[原文抜粋]
天の月

ソフトウェア開発をしていく上での悩み, 考えたこと, 学びを書いてきます(たまに関係ない雑記も)

LEADING QUALITYを読んだ

www.kadokawa.co.jp

スクフェスニセコで、LEADING QUALITYの翻訳者のMarkさんに出版前の本を読ませていただき、「ちゃんと自分で買って書評ブログ書きますよ!」と言ったので、今日は久しぶりに書評ブログを書いてみようと思います。

本の概要

以下、出版社のページから引用です。

「品質とは何か」「品質をどう測るか」を説明した書籍は山積しているのに「品質の大切さをいかに組織に広め、品質文化を醸成するか」を解説したものは皆無である。本書は、それらを解説した画期的な書籍である。

[演習課題]
**A.** LEADING QUALITYの書評から、「ソフトウェア開発をしていく上での悩み, 考えたこと, 学びを書いてきます(たまに関係ない雑記も)」から「以下、出版社のページから引用です。」までを一字一句変えずに書き写してください。
**B.** LEADING QUALITYの書評を、最後の文の後から書き進めてください。
後に続くエントリは、この書評とは別の出典から取ったものです。

[提供エントリ]
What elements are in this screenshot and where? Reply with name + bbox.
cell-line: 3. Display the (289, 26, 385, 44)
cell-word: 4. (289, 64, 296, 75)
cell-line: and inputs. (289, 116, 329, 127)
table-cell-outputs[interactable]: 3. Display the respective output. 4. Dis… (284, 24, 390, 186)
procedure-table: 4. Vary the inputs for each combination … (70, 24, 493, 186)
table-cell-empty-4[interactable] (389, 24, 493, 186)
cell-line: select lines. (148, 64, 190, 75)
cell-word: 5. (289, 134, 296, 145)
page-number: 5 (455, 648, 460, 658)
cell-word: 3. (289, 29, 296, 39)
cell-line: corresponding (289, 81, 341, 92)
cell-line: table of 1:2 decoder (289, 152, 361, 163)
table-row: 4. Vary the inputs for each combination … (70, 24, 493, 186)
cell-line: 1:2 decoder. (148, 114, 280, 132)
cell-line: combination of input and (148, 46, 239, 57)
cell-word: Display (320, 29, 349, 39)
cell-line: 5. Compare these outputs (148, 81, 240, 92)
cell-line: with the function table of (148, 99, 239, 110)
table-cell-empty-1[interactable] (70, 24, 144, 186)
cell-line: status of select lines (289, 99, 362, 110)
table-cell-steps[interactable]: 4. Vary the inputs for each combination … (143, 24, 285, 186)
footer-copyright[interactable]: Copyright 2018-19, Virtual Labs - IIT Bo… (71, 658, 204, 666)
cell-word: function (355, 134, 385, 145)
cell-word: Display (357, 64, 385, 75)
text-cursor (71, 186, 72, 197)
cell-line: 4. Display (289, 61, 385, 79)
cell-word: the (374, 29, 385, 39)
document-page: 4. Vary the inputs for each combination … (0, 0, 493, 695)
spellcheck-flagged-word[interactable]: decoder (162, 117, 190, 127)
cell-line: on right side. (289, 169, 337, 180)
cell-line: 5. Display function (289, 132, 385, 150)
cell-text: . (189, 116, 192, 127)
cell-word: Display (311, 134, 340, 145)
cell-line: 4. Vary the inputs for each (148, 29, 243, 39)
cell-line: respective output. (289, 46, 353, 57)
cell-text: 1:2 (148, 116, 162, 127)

--

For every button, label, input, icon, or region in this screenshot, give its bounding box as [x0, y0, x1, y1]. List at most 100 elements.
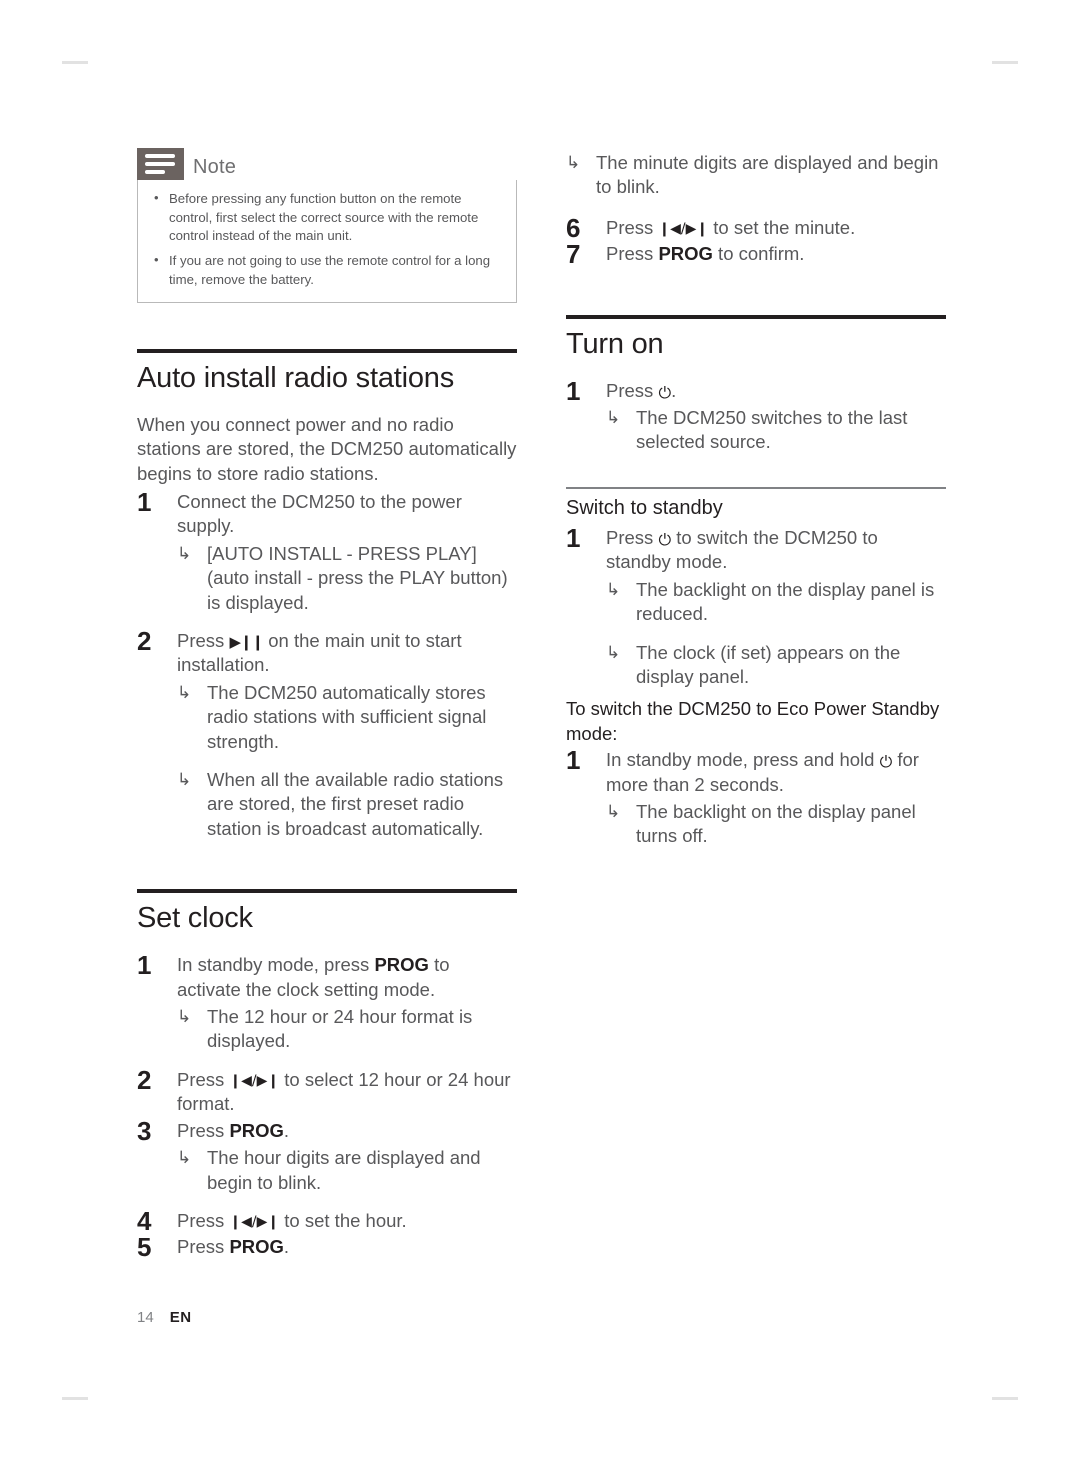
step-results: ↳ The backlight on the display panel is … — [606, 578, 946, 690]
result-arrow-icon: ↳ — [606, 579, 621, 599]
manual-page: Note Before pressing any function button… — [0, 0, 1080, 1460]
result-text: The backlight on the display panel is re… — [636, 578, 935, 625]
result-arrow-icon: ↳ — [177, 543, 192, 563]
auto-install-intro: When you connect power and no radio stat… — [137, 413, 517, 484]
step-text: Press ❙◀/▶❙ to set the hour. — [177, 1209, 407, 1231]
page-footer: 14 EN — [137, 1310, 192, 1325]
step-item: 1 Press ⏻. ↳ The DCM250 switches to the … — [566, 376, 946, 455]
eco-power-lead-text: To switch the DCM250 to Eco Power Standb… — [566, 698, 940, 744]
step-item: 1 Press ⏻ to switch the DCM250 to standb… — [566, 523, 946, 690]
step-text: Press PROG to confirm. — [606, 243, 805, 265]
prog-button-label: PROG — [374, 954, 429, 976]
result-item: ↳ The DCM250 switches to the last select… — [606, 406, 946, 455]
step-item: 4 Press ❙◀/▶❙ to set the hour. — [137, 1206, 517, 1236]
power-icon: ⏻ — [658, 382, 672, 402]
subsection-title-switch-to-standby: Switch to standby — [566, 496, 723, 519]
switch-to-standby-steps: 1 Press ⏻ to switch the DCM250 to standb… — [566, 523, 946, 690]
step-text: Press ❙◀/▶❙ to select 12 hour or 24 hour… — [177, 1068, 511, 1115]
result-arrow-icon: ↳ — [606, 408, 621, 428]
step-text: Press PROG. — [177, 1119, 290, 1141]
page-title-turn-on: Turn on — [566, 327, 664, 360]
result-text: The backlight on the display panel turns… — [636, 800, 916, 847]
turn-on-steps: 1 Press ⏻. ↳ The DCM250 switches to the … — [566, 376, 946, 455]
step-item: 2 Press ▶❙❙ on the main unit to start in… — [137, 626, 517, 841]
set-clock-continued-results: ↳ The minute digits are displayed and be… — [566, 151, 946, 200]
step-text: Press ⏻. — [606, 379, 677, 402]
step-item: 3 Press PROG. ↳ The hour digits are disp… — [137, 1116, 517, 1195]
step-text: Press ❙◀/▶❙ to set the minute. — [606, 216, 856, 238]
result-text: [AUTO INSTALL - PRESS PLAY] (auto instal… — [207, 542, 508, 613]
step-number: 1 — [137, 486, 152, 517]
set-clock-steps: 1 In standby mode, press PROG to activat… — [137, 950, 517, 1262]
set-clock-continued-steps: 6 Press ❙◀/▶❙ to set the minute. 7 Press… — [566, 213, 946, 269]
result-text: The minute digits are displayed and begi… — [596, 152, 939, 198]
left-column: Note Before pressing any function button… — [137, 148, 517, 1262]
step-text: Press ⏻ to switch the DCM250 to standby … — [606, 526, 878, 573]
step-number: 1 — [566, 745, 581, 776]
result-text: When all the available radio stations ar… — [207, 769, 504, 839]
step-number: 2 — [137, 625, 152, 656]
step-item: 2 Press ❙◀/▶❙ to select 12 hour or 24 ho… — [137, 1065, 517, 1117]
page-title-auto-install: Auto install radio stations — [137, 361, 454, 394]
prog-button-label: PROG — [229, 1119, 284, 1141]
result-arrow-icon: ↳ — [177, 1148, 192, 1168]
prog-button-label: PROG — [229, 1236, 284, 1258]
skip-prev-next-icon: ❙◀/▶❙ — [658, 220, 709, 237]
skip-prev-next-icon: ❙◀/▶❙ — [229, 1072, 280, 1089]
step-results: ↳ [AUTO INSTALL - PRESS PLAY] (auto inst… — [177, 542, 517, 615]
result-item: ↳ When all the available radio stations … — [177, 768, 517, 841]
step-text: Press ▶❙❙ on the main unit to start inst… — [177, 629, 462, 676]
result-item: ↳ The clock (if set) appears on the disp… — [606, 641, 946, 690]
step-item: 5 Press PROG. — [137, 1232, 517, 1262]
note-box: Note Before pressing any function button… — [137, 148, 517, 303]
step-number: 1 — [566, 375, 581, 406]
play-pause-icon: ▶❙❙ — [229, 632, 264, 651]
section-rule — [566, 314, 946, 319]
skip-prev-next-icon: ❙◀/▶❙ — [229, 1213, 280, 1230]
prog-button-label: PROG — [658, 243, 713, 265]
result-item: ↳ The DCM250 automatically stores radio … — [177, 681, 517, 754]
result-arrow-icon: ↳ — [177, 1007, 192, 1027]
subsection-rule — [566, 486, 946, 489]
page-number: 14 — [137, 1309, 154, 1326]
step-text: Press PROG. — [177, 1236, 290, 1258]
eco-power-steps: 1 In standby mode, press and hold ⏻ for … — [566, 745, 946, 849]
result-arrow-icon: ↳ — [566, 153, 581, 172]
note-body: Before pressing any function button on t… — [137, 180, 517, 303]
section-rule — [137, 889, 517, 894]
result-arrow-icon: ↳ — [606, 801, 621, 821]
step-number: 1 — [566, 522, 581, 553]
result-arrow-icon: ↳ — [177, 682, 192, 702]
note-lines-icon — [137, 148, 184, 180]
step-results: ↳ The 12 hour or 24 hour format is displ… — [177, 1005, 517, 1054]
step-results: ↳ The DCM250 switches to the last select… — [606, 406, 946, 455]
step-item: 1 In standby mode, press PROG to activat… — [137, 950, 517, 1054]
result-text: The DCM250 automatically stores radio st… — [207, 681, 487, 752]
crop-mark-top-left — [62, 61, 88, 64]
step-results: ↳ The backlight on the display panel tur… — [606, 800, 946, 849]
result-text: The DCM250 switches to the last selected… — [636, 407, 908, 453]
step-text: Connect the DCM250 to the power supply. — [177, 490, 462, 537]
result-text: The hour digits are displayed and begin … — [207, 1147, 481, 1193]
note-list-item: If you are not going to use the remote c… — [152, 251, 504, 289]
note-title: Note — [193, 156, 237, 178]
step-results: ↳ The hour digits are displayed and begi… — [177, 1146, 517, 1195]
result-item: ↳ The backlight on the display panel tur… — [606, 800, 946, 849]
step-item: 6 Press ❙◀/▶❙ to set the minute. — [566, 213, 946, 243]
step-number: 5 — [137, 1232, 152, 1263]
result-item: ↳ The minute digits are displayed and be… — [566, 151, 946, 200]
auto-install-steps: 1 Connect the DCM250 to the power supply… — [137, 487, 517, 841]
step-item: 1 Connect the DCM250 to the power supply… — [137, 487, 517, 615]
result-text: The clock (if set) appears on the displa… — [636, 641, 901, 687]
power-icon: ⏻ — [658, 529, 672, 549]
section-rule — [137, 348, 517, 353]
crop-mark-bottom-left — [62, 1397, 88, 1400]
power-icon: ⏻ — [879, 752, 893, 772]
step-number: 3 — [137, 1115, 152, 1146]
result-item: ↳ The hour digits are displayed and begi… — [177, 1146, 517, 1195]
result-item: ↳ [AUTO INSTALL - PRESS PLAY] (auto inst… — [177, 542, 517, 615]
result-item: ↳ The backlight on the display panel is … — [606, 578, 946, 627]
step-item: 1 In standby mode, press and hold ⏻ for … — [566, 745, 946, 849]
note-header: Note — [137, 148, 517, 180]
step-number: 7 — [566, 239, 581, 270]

[課題別解答]
**A.**
ソフトウェア開発をしていく上での悩み, 考えたこと, 学びを書いてきます(たまに関係ない雑記も)

LEADING QUALITYを読んだ

www.kadokawa.co.jp

スクフェスニセコで、LEADING QUALITYの翻訳者のMarkさんに出版前の本を読ませていただき、「ちゃんと自分で買って書評ブログ書きますよ!」と言ったので、今日は久しぶりに書評ブログを書いてみようと思います。

本の概要

以下、出版社のページから引用です。

**B.**
本の内容に関する感想

自分たちがやれることや手が届くことに集中しない

第1章にあるuSwitch社の事例や第2章にあるテストナラティブが悪い方向に向かってしまう場合の例、第8章で評価基準や成長指標をもとに品質保証の活動を考えていく話などから、自分たち(QAの人たち)が得意なテスト技法の適切な選定やテスト戦略の策定にとどまらずにプロダクトに貢献していく話が多く語られているのはとても印象的でした。
自分たちができることにとどまらないこと、もっと言えば本書の範囲を超えてプロダクトに貢献する(例えば品質を上げずにプロダクトの売上に貢献するなど)活動を積極的に行う必要があることが示唆として読み取れて非常によかったです。

さらに、自分たちがやれる範囲を超えて課題を解決したり組織文化を変えていくためにやってみるとよいことや社内政治を適切に行うアイデアなどに関しても書籍の中で言及があり、読者にただ示唆を突きつけるだけではなく、変革のための行動を促す記述があるのも良いなあと感じました。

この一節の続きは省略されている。